*** Given records
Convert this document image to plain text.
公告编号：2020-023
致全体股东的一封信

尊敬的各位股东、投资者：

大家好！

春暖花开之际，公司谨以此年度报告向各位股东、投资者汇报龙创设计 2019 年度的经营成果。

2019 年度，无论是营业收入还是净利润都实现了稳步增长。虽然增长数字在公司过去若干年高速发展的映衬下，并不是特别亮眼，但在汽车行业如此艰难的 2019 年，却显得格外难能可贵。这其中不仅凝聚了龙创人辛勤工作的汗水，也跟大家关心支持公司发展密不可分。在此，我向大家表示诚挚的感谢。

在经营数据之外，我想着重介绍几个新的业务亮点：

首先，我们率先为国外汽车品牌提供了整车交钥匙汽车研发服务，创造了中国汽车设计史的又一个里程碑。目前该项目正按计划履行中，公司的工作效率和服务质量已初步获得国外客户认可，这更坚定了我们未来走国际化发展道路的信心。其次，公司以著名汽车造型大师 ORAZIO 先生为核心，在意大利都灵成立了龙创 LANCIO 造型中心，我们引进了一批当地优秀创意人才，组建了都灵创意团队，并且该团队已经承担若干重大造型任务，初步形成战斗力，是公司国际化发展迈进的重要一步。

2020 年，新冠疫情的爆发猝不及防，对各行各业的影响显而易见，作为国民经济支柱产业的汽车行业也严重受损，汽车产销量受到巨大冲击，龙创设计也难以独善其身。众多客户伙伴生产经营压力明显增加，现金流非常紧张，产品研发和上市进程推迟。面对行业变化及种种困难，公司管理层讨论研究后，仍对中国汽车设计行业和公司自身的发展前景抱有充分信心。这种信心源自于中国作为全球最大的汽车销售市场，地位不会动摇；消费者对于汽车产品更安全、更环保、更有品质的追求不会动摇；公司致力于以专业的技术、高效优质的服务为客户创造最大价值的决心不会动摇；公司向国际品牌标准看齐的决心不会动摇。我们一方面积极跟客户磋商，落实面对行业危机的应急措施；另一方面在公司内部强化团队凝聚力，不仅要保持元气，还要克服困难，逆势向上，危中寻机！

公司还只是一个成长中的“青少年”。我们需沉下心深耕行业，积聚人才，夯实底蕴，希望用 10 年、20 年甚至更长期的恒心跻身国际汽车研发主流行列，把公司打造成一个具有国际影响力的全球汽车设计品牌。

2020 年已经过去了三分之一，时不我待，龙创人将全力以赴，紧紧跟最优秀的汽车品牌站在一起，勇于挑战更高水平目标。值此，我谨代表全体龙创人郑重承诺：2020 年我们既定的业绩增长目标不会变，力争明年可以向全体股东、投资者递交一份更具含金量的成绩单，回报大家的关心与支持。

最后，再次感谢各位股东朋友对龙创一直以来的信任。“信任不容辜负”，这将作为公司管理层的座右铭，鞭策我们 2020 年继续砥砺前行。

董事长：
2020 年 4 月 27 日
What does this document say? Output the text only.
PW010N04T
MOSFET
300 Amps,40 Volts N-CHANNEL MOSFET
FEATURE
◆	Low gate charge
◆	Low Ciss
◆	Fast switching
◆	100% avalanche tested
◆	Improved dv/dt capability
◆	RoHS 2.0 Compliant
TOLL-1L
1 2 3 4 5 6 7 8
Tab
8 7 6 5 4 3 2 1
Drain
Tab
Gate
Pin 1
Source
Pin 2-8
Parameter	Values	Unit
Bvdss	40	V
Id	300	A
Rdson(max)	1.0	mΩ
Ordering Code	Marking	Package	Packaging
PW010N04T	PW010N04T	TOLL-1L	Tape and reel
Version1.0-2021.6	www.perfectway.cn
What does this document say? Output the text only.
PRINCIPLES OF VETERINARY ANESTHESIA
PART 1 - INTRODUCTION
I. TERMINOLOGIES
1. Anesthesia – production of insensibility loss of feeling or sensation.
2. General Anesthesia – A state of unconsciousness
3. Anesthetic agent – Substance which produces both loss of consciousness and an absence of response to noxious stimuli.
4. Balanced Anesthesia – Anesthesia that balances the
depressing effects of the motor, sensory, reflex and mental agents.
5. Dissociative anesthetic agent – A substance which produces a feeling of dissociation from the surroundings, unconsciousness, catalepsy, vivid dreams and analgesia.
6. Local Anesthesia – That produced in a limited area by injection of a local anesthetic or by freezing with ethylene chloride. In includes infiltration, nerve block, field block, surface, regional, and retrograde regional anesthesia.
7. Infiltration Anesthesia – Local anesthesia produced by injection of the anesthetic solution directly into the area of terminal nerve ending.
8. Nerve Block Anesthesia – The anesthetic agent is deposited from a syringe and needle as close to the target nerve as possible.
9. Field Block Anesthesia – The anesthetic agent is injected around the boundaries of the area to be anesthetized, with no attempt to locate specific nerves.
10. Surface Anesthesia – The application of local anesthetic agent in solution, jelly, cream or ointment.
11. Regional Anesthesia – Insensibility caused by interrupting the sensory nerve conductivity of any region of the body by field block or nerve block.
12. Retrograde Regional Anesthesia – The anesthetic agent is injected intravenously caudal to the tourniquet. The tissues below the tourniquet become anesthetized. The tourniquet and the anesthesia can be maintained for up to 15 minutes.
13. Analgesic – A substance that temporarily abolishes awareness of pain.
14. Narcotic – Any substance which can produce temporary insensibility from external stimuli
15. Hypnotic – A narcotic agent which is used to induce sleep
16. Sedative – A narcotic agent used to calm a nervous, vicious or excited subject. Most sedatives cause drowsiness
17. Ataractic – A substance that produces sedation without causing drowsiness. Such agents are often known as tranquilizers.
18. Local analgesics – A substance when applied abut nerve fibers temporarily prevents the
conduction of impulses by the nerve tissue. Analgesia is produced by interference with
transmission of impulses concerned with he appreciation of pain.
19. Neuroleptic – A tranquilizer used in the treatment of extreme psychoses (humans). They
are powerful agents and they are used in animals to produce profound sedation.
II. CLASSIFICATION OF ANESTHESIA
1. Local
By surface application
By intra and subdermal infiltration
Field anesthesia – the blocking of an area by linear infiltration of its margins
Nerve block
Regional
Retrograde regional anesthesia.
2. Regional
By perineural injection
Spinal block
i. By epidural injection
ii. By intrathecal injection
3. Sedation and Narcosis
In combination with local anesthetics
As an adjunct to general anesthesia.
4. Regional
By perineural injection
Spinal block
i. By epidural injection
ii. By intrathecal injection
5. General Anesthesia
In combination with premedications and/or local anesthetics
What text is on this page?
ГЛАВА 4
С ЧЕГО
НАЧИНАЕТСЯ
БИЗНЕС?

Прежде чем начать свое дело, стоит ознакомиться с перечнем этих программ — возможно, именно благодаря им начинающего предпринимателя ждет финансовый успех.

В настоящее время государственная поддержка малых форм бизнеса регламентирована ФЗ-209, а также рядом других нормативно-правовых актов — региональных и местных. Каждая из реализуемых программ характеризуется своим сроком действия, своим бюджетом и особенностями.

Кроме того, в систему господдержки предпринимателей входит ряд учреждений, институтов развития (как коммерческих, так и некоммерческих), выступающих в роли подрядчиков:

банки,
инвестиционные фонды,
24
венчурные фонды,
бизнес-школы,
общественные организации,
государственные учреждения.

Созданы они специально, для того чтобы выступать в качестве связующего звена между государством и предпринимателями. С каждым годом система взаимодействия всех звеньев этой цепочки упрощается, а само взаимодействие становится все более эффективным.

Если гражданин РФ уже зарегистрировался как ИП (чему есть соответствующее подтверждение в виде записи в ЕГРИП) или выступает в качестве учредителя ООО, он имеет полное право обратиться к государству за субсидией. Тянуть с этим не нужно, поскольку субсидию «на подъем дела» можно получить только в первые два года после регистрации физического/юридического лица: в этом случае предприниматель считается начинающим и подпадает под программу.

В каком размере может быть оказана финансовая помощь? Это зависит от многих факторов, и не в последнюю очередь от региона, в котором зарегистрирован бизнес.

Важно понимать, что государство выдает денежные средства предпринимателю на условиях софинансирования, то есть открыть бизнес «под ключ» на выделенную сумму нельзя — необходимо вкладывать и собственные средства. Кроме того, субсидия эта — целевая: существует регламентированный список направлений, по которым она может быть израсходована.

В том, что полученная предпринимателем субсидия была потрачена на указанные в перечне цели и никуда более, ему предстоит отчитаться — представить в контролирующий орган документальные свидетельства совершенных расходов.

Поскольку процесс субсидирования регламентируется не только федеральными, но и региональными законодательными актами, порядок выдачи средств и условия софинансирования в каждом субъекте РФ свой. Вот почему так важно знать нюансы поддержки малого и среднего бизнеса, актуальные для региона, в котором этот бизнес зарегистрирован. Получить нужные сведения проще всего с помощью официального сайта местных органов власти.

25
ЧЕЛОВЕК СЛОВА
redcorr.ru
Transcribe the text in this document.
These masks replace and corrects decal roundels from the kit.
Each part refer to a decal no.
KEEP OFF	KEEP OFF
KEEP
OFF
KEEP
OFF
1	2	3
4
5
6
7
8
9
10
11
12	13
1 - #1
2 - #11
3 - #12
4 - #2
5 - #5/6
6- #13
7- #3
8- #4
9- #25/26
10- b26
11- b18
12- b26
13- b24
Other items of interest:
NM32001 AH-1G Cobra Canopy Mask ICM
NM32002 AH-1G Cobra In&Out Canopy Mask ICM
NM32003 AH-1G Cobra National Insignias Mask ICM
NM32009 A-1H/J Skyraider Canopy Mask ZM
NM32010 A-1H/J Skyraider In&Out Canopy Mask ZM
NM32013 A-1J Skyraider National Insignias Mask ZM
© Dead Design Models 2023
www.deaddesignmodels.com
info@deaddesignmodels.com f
******
Request ::
Out of the records, collect only those lines that contain the string "deaddesignmodels".

Final answer ::
www.deaddesignmodels.com
info@deaddesignmodels.com f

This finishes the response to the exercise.